(Stored data entries)
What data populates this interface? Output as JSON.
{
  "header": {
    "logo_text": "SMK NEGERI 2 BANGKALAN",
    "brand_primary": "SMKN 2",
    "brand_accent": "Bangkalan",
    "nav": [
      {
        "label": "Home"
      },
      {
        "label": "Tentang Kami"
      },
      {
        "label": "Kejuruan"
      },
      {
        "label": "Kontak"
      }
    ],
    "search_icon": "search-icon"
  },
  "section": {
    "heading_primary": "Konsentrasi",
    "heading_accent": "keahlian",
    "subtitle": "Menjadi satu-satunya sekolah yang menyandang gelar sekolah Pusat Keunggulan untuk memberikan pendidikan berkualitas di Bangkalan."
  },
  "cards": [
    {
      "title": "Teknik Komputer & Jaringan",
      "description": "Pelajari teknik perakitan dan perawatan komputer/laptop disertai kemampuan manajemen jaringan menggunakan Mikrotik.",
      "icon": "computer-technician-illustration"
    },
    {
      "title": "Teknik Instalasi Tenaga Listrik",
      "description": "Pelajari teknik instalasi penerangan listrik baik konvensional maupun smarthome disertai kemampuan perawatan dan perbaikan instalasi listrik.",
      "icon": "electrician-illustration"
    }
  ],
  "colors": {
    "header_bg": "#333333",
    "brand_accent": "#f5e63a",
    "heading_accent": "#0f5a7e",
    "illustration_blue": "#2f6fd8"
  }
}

DIRECTIONS FOR THIS TASK: Transcribe all lines as written.

ANSWER IN FULL:
What data populates this interface? Output as JSON.
{
  "header": {
    "logo_text": "SMK NEGERI 2 BANGKALAN",
    "brand_primary": "SMKN 2",
    "brand_accent": "Bangkalan",
    "nav": [
      {
        "label": "Home"
      },
      {
        "label": "Tentang Kami"
      },
      {
        "label": "Kejuruan"
      },
      {
        "label": "Kontak"
      }
    ],
    "search_icon": "search-icon"
  },
  "section": {
    "heading_primary": "Konsentrasi",
    "heading_accent": "keahlian",
    "subtitle": "Menjadi satu-satunya sekolah yang menyandang gelar sekolah Pusat Keunggulan untuk memberikan pendidikan berkualitas di Bangkalan."
  },
  "cards": [
    {
      "title": "Teknik Komputer & Jaringan",
      "description": "Pelajari teknik perakitan dan perawatan komputer/laptop disertai kemampuan manajemen jaringan menggunakan Mikrotik.",
      "icon": "computer-technician-illustration"
    },
    {
      "title": "Teknik Instalasi Tenaga Listrik",
      "description": "Pelajari teknik instalasi penerangan listrik baik konvensional maupun smarthome disertai kemampuan perawatan dan perbaikan instalasi listrik.",
      "icon": "electrician-illustration"
    }
  ],
  "colors": {
    "header_bg": "#333333",
    "brand_accent": "#f5e63a",
    "heading_accent": "#0f5a7e",
    "illustration_blue": "#2f6fd8"
  }
}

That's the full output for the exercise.